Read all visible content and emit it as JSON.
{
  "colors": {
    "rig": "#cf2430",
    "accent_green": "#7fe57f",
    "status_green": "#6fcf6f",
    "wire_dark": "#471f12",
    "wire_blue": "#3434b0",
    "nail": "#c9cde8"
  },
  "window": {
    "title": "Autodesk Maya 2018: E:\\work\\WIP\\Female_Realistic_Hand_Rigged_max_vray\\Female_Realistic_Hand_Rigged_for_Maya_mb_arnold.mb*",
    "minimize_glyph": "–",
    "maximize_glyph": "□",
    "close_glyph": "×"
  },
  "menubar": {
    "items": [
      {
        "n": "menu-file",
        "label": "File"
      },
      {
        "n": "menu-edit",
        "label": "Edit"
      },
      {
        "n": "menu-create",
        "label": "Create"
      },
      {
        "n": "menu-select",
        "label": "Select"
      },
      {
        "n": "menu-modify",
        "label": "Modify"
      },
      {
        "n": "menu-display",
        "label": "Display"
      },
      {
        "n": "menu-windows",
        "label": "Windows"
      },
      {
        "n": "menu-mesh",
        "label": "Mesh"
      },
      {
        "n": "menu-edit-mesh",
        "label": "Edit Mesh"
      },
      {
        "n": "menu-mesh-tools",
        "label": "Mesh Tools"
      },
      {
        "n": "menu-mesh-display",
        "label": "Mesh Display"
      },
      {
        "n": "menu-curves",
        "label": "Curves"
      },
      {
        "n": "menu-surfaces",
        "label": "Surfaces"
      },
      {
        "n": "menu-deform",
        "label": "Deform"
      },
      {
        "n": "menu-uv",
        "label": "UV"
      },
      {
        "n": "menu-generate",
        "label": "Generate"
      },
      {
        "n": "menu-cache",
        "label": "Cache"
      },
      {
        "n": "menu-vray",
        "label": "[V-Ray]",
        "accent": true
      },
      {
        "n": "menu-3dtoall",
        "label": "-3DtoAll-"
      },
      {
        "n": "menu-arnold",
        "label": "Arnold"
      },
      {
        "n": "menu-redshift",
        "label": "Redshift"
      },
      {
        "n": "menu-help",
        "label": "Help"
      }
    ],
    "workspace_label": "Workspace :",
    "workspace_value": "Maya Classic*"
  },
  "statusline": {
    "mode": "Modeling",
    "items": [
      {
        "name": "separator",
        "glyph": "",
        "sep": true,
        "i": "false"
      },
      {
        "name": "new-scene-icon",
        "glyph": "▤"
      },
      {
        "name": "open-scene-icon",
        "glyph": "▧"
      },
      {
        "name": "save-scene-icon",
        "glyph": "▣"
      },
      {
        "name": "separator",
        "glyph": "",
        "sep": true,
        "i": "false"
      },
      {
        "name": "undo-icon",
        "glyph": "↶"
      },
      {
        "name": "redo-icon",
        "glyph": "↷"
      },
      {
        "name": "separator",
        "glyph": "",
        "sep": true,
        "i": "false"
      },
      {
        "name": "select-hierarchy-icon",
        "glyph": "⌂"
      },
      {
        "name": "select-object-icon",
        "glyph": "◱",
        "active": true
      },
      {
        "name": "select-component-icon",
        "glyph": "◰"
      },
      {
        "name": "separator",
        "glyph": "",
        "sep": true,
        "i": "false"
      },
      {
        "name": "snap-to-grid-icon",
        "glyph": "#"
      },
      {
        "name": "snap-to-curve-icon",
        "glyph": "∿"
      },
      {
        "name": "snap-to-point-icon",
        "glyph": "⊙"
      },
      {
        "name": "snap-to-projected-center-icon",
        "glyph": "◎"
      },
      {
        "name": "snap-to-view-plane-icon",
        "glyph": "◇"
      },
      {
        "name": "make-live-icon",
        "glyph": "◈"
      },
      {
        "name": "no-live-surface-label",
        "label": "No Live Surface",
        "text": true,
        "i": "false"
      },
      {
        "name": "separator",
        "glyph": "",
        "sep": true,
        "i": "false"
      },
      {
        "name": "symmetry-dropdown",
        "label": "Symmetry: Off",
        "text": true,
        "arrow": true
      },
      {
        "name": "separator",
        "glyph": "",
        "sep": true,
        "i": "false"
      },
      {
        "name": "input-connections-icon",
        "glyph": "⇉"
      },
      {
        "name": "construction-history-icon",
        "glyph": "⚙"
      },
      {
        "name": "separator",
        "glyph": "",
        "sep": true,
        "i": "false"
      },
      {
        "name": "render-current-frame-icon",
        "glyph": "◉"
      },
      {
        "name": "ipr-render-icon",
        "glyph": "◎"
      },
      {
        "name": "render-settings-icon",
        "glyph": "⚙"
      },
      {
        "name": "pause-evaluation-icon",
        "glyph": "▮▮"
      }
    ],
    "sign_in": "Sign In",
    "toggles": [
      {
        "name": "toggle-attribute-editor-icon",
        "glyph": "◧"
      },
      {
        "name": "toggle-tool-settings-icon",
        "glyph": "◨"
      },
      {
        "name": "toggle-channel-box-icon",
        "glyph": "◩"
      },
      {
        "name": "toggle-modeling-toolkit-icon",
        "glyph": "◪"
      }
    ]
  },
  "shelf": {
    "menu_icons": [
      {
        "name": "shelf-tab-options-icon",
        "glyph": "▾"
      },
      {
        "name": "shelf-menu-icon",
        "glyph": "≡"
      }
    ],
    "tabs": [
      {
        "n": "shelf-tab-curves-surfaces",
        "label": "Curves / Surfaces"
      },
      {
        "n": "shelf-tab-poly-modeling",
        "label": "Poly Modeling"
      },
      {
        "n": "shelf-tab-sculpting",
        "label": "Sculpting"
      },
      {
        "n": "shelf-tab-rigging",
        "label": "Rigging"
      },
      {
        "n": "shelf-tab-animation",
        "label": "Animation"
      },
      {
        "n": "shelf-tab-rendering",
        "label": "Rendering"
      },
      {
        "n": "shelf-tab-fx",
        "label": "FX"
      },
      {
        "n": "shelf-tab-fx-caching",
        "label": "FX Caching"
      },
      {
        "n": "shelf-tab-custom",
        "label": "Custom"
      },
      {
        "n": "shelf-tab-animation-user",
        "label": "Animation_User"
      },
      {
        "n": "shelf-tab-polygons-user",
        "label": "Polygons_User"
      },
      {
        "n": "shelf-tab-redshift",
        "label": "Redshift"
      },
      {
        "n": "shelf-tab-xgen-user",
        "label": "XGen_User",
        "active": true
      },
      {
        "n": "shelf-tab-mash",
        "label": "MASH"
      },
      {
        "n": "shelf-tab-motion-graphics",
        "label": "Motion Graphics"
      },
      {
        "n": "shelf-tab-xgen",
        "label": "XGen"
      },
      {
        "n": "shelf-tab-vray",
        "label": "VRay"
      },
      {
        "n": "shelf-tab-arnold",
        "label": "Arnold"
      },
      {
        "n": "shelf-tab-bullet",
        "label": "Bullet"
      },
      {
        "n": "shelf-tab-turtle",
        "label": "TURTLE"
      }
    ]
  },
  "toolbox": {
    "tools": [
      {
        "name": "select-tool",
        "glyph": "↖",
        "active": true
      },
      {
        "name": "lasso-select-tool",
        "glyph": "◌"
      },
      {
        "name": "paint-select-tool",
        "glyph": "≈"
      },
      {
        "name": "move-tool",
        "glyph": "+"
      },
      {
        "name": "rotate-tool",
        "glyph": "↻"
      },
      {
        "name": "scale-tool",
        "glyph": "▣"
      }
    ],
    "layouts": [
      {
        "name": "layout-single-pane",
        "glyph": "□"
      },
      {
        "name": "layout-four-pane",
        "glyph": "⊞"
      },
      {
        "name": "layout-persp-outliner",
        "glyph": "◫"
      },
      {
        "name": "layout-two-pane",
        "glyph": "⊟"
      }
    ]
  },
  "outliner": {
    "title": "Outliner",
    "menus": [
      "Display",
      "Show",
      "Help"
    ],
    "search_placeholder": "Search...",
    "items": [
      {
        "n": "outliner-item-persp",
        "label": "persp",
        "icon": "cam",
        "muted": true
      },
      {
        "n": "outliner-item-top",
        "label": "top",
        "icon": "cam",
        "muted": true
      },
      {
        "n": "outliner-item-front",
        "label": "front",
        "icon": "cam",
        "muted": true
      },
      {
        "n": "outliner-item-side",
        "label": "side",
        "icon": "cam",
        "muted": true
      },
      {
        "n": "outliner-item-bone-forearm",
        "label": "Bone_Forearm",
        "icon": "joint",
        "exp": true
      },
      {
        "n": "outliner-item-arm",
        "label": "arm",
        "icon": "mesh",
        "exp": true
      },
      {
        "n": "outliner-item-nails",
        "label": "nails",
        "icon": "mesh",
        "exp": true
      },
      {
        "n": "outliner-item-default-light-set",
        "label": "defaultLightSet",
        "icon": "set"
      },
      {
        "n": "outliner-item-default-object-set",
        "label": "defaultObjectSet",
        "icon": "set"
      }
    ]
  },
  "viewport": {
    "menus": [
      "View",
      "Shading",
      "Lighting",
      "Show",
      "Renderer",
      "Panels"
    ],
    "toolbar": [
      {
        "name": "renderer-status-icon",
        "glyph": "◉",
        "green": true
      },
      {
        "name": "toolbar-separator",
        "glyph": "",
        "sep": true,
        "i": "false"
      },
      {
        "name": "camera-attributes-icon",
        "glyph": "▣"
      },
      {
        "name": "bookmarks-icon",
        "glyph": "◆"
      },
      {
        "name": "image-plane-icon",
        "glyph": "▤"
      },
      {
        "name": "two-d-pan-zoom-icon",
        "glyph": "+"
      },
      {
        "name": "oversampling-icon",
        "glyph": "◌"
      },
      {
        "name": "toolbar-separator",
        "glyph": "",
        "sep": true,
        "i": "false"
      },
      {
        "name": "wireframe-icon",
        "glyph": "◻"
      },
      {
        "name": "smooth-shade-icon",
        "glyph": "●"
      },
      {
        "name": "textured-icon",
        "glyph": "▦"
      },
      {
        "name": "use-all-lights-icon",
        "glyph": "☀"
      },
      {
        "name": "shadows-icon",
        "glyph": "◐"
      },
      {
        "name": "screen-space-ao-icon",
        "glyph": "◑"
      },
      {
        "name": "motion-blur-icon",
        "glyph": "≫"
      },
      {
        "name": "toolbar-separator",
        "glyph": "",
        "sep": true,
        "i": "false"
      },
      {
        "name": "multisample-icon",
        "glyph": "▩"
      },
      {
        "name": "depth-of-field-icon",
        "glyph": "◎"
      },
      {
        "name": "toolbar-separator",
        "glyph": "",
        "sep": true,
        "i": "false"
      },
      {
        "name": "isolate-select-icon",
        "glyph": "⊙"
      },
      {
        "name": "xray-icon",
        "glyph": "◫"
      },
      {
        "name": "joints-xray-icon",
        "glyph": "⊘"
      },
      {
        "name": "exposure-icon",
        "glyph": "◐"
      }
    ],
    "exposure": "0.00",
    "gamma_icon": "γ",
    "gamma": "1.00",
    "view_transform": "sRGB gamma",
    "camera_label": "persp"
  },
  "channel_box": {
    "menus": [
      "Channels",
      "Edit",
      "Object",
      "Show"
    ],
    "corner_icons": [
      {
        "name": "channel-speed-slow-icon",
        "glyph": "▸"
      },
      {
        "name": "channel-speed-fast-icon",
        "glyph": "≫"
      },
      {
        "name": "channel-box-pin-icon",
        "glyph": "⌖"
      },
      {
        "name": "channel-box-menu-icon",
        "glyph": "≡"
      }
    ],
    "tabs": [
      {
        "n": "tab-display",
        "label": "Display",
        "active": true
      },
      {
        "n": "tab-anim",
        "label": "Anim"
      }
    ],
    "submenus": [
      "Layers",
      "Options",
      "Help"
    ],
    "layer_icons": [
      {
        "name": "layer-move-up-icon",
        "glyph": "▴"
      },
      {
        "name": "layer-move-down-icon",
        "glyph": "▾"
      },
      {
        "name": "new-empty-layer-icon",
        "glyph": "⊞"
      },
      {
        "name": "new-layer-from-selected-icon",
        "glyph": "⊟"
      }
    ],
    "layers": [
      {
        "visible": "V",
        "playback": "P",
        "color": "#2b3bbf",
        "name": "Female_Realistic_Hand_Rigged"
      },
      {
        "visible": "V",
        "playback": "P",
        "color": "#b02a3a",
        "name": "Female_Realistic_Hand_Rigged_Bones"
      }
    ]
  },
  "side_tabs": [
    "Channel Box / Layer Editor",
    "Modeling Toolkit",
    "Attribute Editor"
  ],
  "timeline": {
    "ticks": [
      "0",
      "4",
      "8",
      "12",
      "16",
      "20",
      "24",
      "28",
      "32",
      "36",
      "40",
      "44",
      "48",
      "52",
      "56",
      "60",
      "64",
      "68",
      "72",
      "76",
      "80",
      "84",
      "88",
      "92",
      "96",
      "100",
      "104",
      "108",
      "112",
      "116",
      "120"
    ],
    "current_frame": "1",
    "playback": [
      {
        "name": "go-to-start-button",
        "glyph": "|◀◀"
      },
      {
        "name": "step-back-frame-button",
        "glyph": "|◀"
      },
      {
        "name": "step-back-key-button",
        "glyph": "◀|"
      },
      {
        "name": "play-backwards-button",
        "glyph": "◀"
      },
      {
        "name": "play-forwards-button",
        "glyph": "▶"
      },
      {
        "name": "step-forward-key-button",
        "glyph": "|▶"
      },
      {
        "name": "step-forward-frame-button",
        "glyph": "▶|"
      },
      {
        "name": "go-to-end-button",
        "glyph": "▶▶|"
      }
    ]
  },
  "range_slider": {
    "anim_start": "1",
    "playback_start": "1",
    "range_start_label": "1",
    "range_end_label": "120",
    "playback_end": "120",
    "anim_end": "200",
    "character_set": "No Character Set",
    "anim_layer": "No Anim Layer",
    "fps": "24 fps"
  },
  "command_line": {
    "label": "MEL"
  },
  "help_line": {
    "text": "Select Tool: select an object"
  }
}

_____

--- What needs to be done ---
Using the listing above, gather each line that holds the string "move" and copy it.

--- Exercise answer ---
        "name": "move-tool",
        "name": "layer-move-up-icon",
        "name": "layer-move-down-icon",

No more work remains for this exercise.